Items from a figure collection
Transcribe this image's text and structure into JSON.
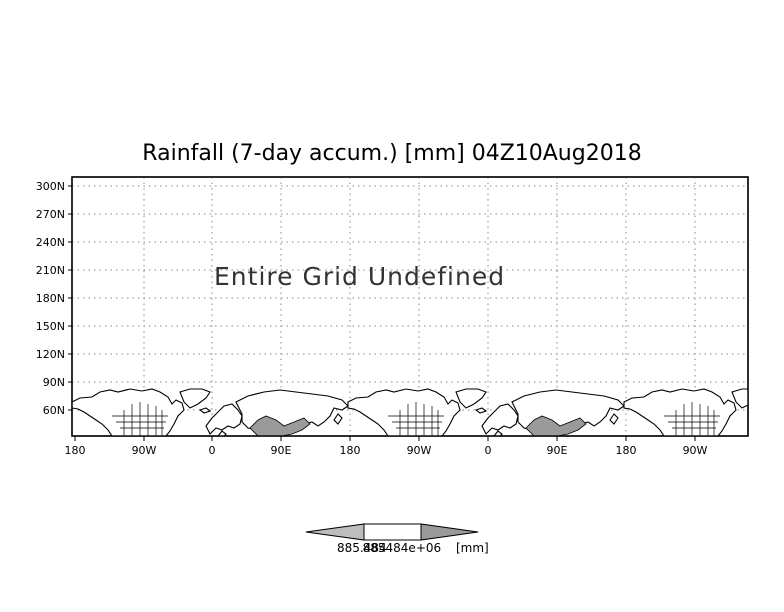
{
  "map": {
    "title": "Rainfall (7-day accum.) [mm] 04Z10Aug2018",
    "message": "Entire Grid Undefined",
    "lat_labels": [
      "300N",
      "270N",
      "240N",
      "210N",
      "180N",
      "150N",
      "120N",
      "90N",
      "60N"
    ],
    "lon_labels": [
      "180",
      "90W",
      "0",
      "90E",
      "180",
      "90W",
      "0",
      "90E",
      "180",
      "90W"
    ],
    "projection": "latlon",
    "grid": "dotted"
  },
  "legend": {
    "min_label": "885.484",
    "max_label": "885484e+06",
    "unit": "[mm]",
    "colors": {
      "left_triangle": "#bdbdbd",
      "middle": "#ffffff",
      "right_triangle": "#9a9a9a"
    }
  },
  "colors": {
    "shade": "#9a9a9a",
    "grid": "#8a8a8a",
    "text": "#000000"
  }
}
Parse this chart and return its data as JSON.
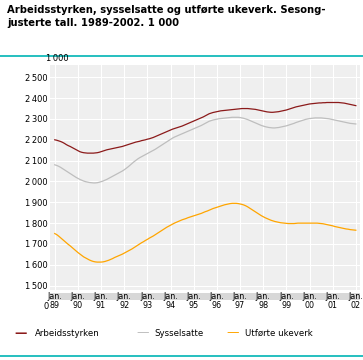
{
  "title_line1": "Arbeidsstyrken, sysselsatte og utførte ukeverk. Sesong-",
  "title_line2": "justerte tall. 1989-2002. 1 000",
  "x_labels_top": [
    "Jan.",
    "Jan.",
    "Jan.",
    "Jan.",
    "Jan.",
    "Jan.",
    "Jan.",
    "Jan.",
    "Jan.",
    "Jan.",
    "Jan.",
    "Jan.",
    "Jan.",
    "Jan."
  ],
  "x_labels_bot": [
    "89",
    "90",
    "91",
    "92",
    "93",
    "94",
    "95",
    "96",
    "97",
    "98",
    "99",
    "00",
    "01",
    "02"
  ],
  "n_points": 157,
  "arbeidsstyrken": [
    2200,
    2198,
    2195,
    2192,
    2188,
    2183,
    2177,
    2172,
    2168,
    2163,
    2158,
    2153,
    2148,
    2143,
    2140,
    2138,
    2137,
    2136,
    2136,
    2136,
    2136,
    2137,
    2138,
    2140,
    2143,
    2146,
    2149,
    2152,
    2154,
    2156,
    2158,
    2160,
    2162,
    2164,
    2166,
    2168,
    2171,
    2174,
    2177,
    2180,
    2183,
    2186,
    2189,
    2191,
    2193,
    2196,
    2198,
    2200,
    2203,
    2205,
    2208,
    2211,
    2215,
    2219,
    2223,
    2227,
    2231,
    2235,
    2239,
    2243,
    2247,
    2251,
    2254,
    2257,
    2260,
    2263,
    2266,
    2270,
    2274,
    2278,
    2282,
    2286,
    2290,
    2294,
    2298,
    2302,
    2306,
    2310,
    2315,
    2320,
    2325,
    2328,
    2331,
    2333,
    2335,
    2337,
    2339,
    2340,
    2341,
    2342,
    2343,
    2344,
    2345,
    2346,
    2347,
    2348,
    2349,
    2350,
    2350,
    2350,
    2350,
    2349,
    2348,
    2347,
    2346,
    2344,
    2342,
    2340,
    2338,
    2336,
    2334,
    2333,
    2332,
    2332,
    2333,
    2334,
    2335,
    2337,
    2339,
    2341,
    2343,
    2346,
    2349,
    2352,
    2355,
    2358,
    2360,
    2362,
    2364,
    2366,
    2368,
    2370,
    2372,
    2373,
    2374,
    2375,
    2376,
    2377,
    2377,
    2378,
    2378,
    2379,
    2379,
    2379,
    2379,
    2379,
    2379,
    2379,
    2378,
    2377,
    2376,
    2374,
    2372,
    2370,
    2368,
    2366,
    2364
  ],
  "sysselsatte": [
    2080,
    2077,
    2073,
    2068,
    2062,
    2056,
    2050,
    2044,
    2038,
    2032,
    2026,
    2020,
    2015,
    2010,
    2006,
    2002,
    1999,
    1997,
    1995,
    1994,
    1993,
    1993,
    1994,
    1996,
    1999,
    2002,
    2006,
    2010,
    2015,
    2020,
    2025,
    2030,
    2035,
    2040,
    2045,
    2050,
    2056,
    2063,
    2070,
    2078,
    2086,
    2094,
    2101,
    2108,
    2114,
    2119,
    2124,
    2129,
    2134,
    2139,
    2144,
    2149,
    2154,
    2160,
    2166,
    2172,
    2178,
    2184,
    2190,
    2196,
    2202,
    2208,
    2213,
    2217,
    2221,
    2225,
    2229,
    2233,
    2237,
    2241,
    2245,
    2249,
    2253,
    2257,
    2261,
    2265,
    2269,
    2274,
    2279,
    2284,
    2289,
    2292,
    2295,
    2297,
    2299,
    2301,
    2302,
    2303,
    2304,
    2305,
    2306,
    2307,
    2308,
    2308,
    2308,
    2308,
    2307,
    2305,
    2303,
    2300,
    2297,
    2293,
    2289,
    2285,
    2281,
    2277,
    2273,
    2269,
    2266,
    2263,
    2261,
    2259,
    2258,
    2257,
    2257,
    2258,
    2259,
    2261,
    2263,
    2265,
    2267,
    2270,
    2273,
    2276,
    2279,
    2283,
    2286,
    2289,
    2292,
    2295,
    2298,
    2300,
    2302,
    2303,
    2304,
    2305,
    2305,
    2305,
    2305,
    2304,
    2303,
    2302,
    2301,
    2299,
    2297,
    2295,
    2293,
    2291,
    2289,
    2287,
    2285,
    2283,
    2281,
    2279,
    2278,
    2277,
    2276
  ],
  "ukeverk": [
    1750,
    1745,
    1738,
    1730,
    1722,
    1714,
    1706,
    1698,
    1691,
    1683,
    1675,
    1667,
    1659,
    1652,
    1645,
    1638,
    1633,
    1628,
    1623,
    1619,
    1616,
    1614,
    1613,
    1613,
    1613,
    1614,
    1616,
    1619,
    1622,
    1626,
    1630,
    1635,
    1639,
    1643,
    1647,
    1651,
    1656,
    1661,
    1666,
    1671,
    1676,
    1682,
    1688,
    1694,
    1700,
    1706,
    1711,
    1717,
    1722,
    1728,
    1733,
    1738,
    1744,
    1750,
    1756,
    1762,
    1768,
    1774,
    1780,
    1785,
    1790,
    1795,
    1800,
    1804,
    1808,
    1812,
    1816,
    1819,
    1822,
    1826,
    1829,
    1832,
    1835,
    1838,
    1841,
    1844,
    1847,
    1851,
    1855,
    1858,
    1862,
    1866,
    1870,
    1873,
    1876,
    1879,
    1882,
    1885,
    1888,
    1890,
    1892,
    1894,
    1895,
    1895,
    1895,
    1894,
    1892,
    1890,
    1887,
    1883,
    1878,
    1872,
    1866,
    1860,
    1854,
    1848,
    1842,
    1836,
    1831,
    1826,
    1822,
    1818,
    1814,
    1811,
    1808,
    1806,
    1804,
    1802,
    1801,
    1800,
    1799,
    1798,
    1798,
    1798,
    1798,
    1799,
    1800,
    1800,
    1800,
    1800,
    1800,
    1800,
    1800,
    1800,
    1800,
    1800,
    1800,
    1799,
    1798,
    1797,
    1795,
    1793,
    1791,
    1789,
    1787,
    1784,
    1782,
    1780,
    1778,
    1776,
    1774,
    1772,
    1771,
    1769,
    1768,
    1767,
    1766
  ],
  "color_arbeid": "#8B1A1A",
  "color_syssel": "#BEBEBE",
  "color_ukeverk": "#FFA500",
  "yticks_main": [
    1500,
    1600,
    1700,
    1800,
    1900,
    2000,
    2100,
    2200,
    2300,
    2400,
    2500
  ],
  "ylim_main": [
    1480,
    2560
  ],
  "background_color": "#EFEFEF",
  "cyan_color": "#00B4B4"
}
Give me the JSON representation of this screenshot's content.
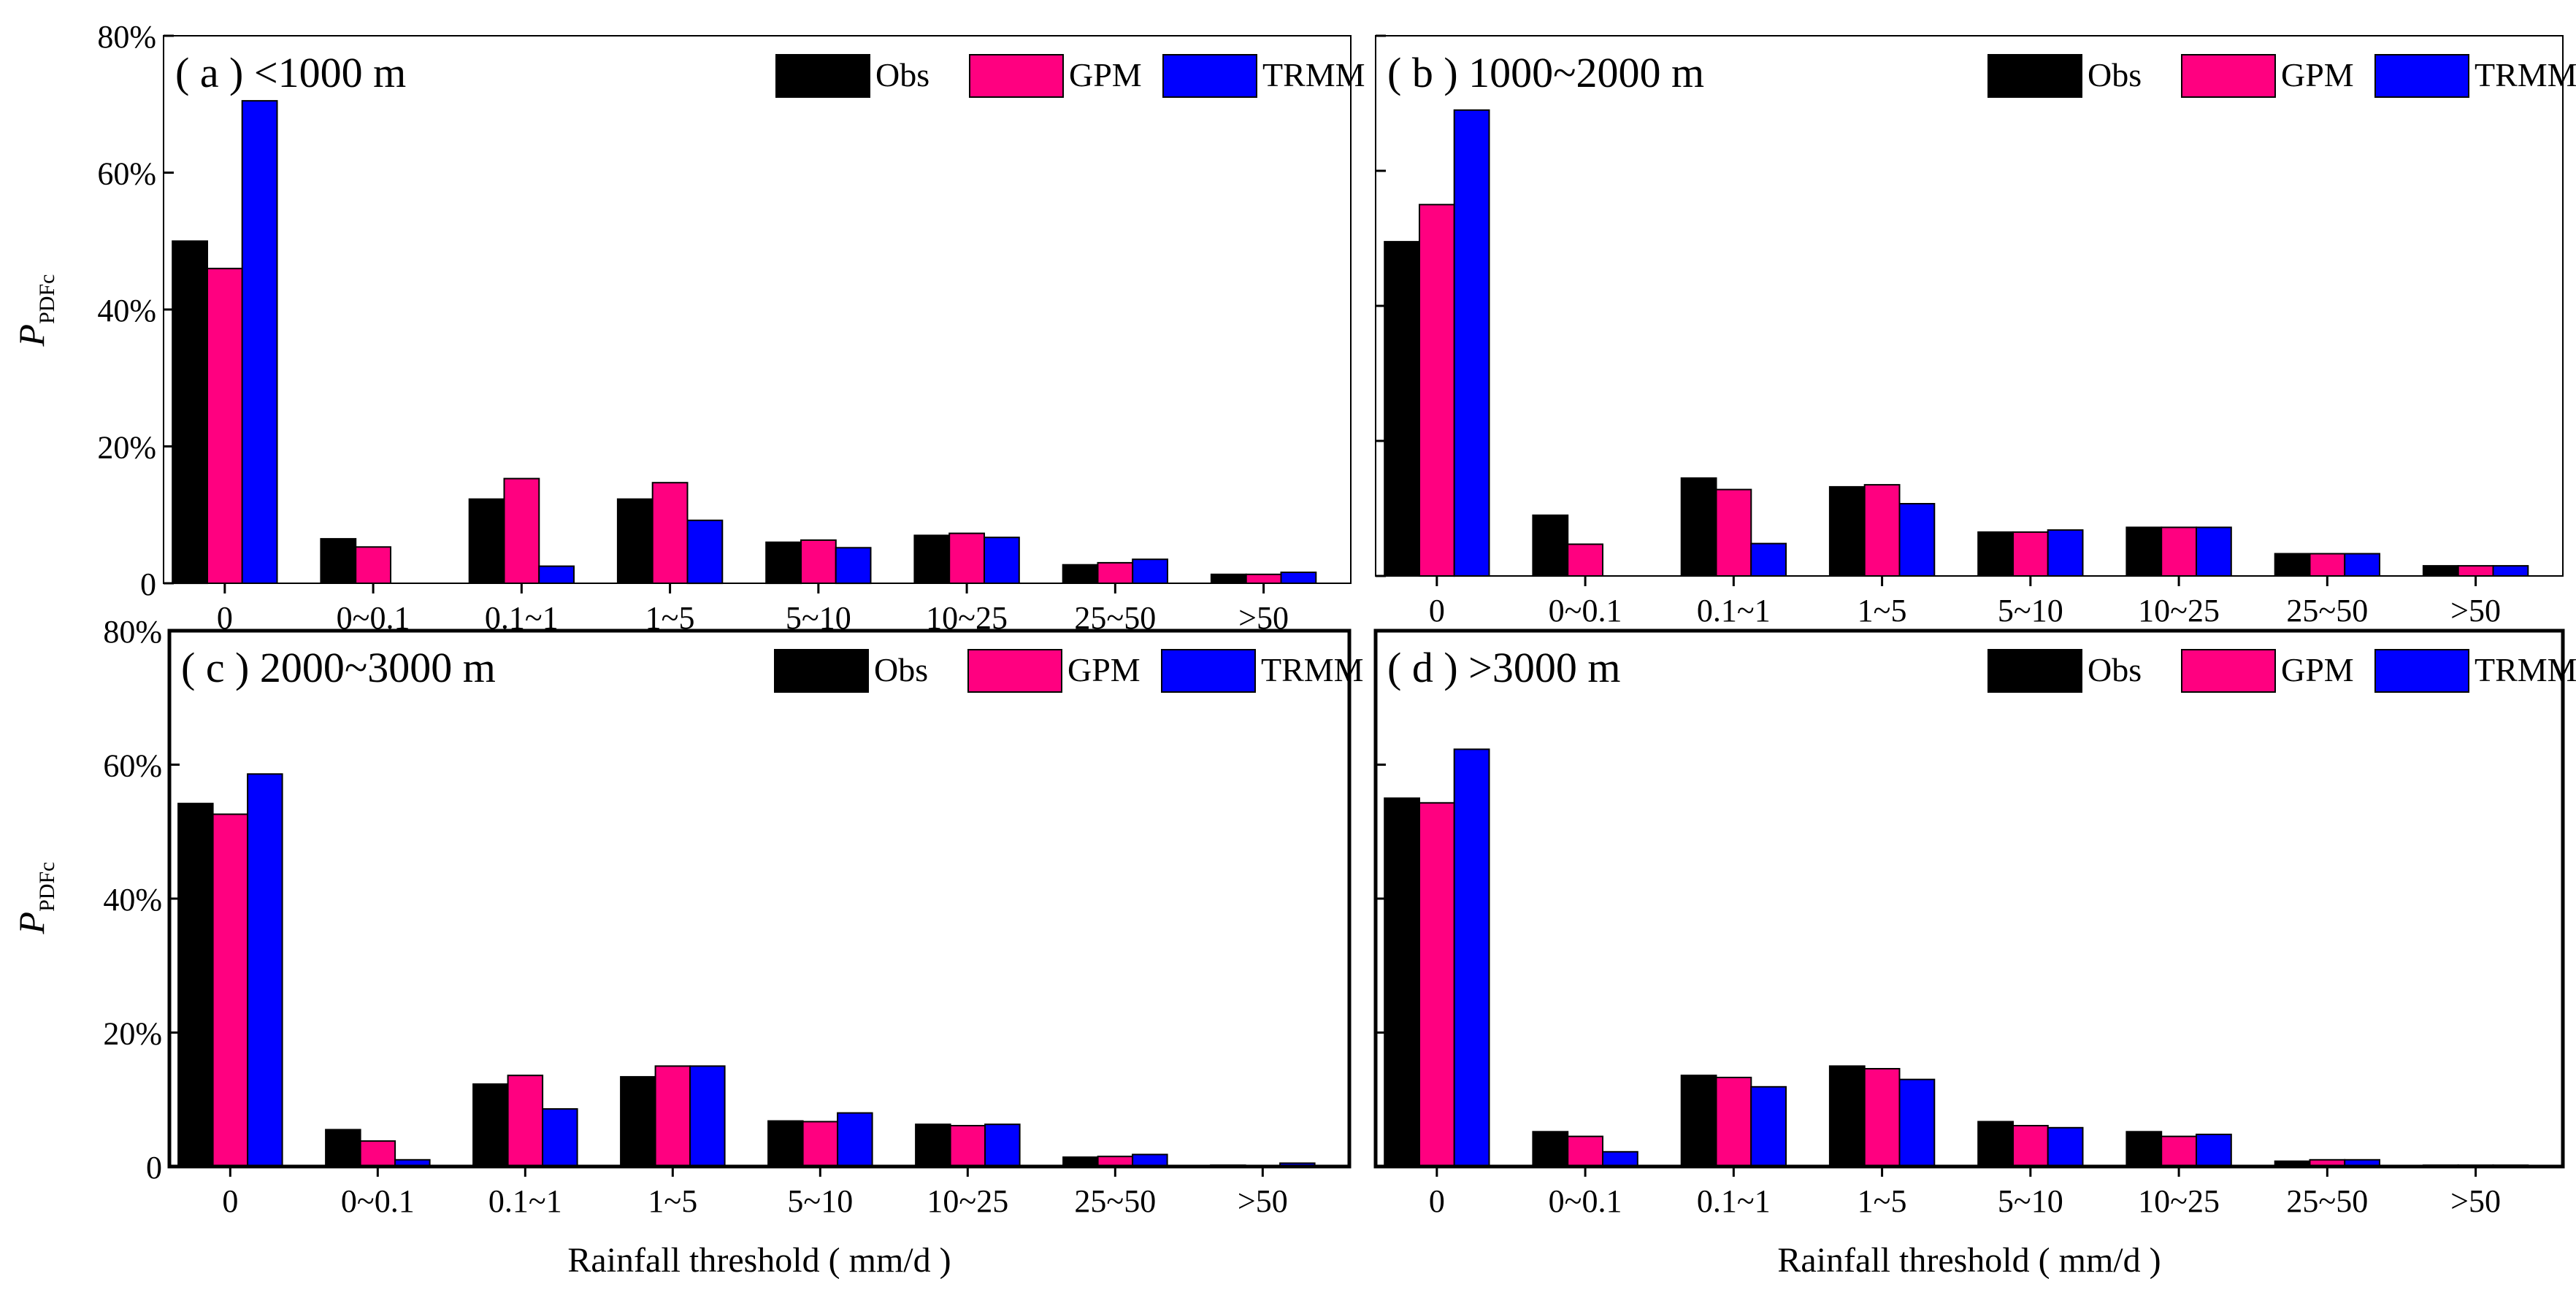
{
  "chart_data": [
    {
      "type": "bar",
      "panel": "a",
      "title": "( a )  <1000 m",
      "categories": [
        "0",
        "0~0.1",
        "0.1~1",
        "1~5",
        "5~10",
        "10~25",
        "25~50",
        ">50"
      ],
      "series": [
        {
          "name": "Obs",
          "color": "#000000",
          "values": [
            50,
            6.5,
            12.3,
            12.3,
            6.0,
            7.0,
            2.7,
            1.3
          ]
        },
        {
          "name": "GPM",
          "color": "#ff0080",
          "values": [
            46,
            5.3,
            15.3,
            14.7,
            6.3,
            7.3,
            3.0,
            1.3
          ]
        },
        {
          "name": "TRMM",
          "color": "#0000ff",
          "values": [
            70.5,
            0,
            2.5,
            9.2,
            5.2,
            6.7,
            3.5,
            1.6
          ]
        }
      ],
      "ylim": [
        0,
        80
      ],
      "yticks": [
        "0",
        "20%",
        "40%",
        "60%",
        "80%"
      ],
      "ylabel": "P",
      "ylabel_sub": "PDFc",
      "xlabel": "",
      "legend": "top-right"
    },
    {
      "type": "bar",
      "panel": "b",
      "title": "( b )  1000~2000 m",
      "categories": [
        "0",
        "0~0.1",
        "0.1~1",
        "1~5",
        "5~10",
        "10~25",
        "25~50",
        ">50"
      ],
      "series": [
        {
          "name": "Obs",
          "color": "#000000",
          "values": [
            49.5,
            9.0,
            14.5,
            13.2,
            6.5,
            7.2,
            3.3,
            1.5
          ]
        },
        {
          "name": "GPM",
          "color": "#ff0080",
          "values": [
            55,
            4.7,
            12.8,
            13.5,
            6.5,
            7.2,
            3.3,
            1.5
          ]
        },
        {
          "name": "TRMM",
          "color": "#0000ff",
          "values": [
            69,
            0,
            4.8,
            10.7,
            6.8,
            7.2,
            3.3,
            1.5
          ]
        }
      ],
      "ylim": [
        0,
        80
      ],
      "yticks": [],
      "xlabel": "",
      "legend": "top-right"
    },
    {
      "type": "bar",
      "panel": "c",
      "title": "( c )  2000~3000 m",
      "categories": [
        "0",
        "0~0.1",
        "0.1~1",
        "1~5",
        "5~10",
        "10~25",
        "25~50",
        ">50"
      ],
      "series": [
        {
          "name": "Obs",
          "color": "#000000",
          "values": [
            54.2,
            5.5,
            12.3,
            13.4,
            6.8,
            6.3,
            1.4,
            0.2
          ]
        },
        {
          "name": "GPM",
          "color": "#ff0080",
          "values": [
            52.6,
            3.8,
            13.6,
            15.0,
            6.7,
            6.1,
            1.5,
            0.1
          ]
        },
        {
          "name": "TRMM",
          "color": "#0000ff",
          "values": [
            58.6,
            1.0,
            8.6,
            15.0,
            8.0,
            6.3,
            1.8,
            0.5
          ]
        }
      ],
      "ylim": [
        0,
        80
      ],
      "yticks": [
        "0",
        "20%",
        "40%",
        "60%",
        "80%"
      ],
      "ylabel": "P",
      "ylabel_sub": "PDFc",
      "xlabel": "Rainfall threshold ( mm/d )",
      "legend": "top-right"
    },
    {
      "type": "bar",
      "panel": "d",
      "title": "( d )  >3000 m",
      "categories": [
        "0",
        "0~0.1",
        "0.1~1",
        "1~5",
        "5~10",
        "10~25",
        "25~50",
        ">50"
      ],
      "series": [
        {
          "name": "Obs",
          "color": "#000000",
          "values": [
            55,
            5.2,
            13.6,
            15.0,
            6.7,
            5.2,
            0.8,
            0.2
          ]
        },
        {
          "name": "GPM",
          "color": "#ff0080",
          "values": [
            54.3,
            4.5,
            13.3,
            14.6,
            6.1,
            4.5,
            1.0,
            0.2
          ]
        },
        {
          "name": "TRMM",
          "color": "#0000ff",
          "values": [
            62.3,
            2.2,
            11.9,
            13.0,
            5.8,
            4.8,
            1.0,
            0.2
          ]
        }
      ],
      "ylim": [
        0,
        80
      ],
      "yticks": [],
      "xlabel": "Rainfall threshold ( mm/d )",
      "legend": "top-right"
    }
  ]
}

## TASK INSTRUCTIONS
Which lines hold the word "text"? Return all of them from the records above.

## EXERCISE ANSWER
Transcribe this image's text and structure into JSON.
    "text": "#000000"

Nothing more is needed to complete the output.